> WHAT THE EXERCISE ASKS
Render every entry exactly as it appears.

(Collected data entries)
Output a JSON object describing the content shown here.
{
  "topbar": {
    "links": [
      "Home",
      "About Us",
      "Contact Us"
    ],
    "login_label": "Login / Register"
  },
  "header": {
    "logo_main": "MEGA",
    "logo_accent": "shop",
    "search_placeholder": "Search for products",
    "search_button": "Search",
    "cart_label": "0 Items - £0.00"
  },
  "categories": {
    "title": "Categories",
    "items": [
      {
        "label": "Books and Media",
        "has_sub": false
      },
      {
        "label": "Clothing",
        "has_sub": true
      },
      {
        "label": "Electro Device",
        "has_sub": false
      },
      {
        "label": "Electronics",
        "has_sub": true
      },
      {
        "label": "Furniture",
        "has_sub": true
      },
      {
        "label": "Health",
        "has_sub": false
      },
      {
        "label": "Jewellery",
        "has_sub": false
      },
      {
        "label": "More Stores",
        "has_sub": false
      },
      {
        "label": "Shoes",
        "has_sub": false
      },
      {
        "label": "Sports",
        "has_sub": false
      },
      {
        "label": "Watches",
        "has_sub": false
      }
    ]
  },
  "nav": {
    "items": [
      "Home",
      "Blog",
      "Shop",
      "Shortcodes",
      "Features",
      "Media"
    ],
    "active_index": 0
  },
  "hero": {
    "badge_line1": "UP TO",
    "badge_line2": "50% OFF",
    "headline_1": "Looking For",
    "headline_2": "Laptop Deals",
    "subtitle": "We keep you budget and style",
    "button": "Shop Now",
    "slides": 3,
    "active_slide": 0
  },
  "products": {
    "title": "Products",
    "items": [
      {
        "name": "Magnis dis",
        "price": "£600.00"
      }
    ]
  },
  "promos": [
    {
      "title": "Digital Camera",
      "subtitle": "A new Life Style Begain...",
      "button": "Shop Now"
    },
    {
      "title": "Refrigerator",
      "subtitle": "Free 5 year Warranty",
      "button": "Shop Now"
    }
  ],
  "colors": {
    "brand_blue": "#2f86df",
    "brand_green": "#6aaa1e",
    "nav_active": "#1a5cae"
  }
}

> THE RESULT
Output a JSON object describing the content shown here.
{
  "topbar": {
    "links": [
      "Home",
      "About Us",
      "Contact Us"
    ],
    "login_label": "Login / Register"
  },
  "header": {
    "logo_main": "MEGA",
    "logo_accent": "shop",
    "search_placeholder": "Search for products",
    "search_button": "Search",
    "cart_label": "0 Items - £0.00"
  },
  "categories": {
    "title": "Categories",
    "items": [
      {
        "label": "Books and Media",
        "has_sub": false
      },
      {
        "label": "Clothing",
        "has_sub": true
      },
      {
        "label": "Electro Device",
        "has_sub": false
      },
      {
        "label": "Electronics",
        "has_sub": true
      },
      {
        "label": "Furniture",
        "has_sub": true
      },
      {
        "label": "Health",
        "has_sub": false
      },
      {
        "label": "Jewellery",
        "has_sub": false
      },
      {
        "label": "More Stores",
        "has_sub": false
      },
      {
        "label": "Shoes",
        "has_sub": false
      },
      {
        "label": "Sports",
        "has_sub": false
      },
      {
        "label": "Watches",
        "has_sub": false
      }
    ]
  },
  "nav": {
    "items": [
      "Home",
      "Blog",
      "Shop",
      "Shortcodes",
      "Features",
      "Media"
    ],
    "active_index": 0
  },
  "hero": {
    "badge_line1": "UP TO",
    "badge_line2": "50% OFF",
    "headline_1": "Looking For",
    "headline_2": "Laptop Deals",
    "subtitle": "We keep you budget and style",
    "button": "Shop Now",
    "slides": 3,
    "active_slide": 0
  },
  "products": {
    "title": "Products",
    "items": [
      {
        "name": "Magnis dis",
        "price": "£600.00"
      }
    ]
  },
  "promos": [
    {
      "title": "Digital Camera",
      "subtitle": "A new Life Style Begain...",
      "button": "Shop Now"
    },
    {
      "title": "Refrigerator",
      "subtitle": "Free 5 year Warranty",
      "button": "Shop Now"
    }
  ],
  "colors": {
    "brand_blue": "#2f86df",
    "brand_green": "#6aaa1e",
    "nav_active": "#1a5cae"
  }
}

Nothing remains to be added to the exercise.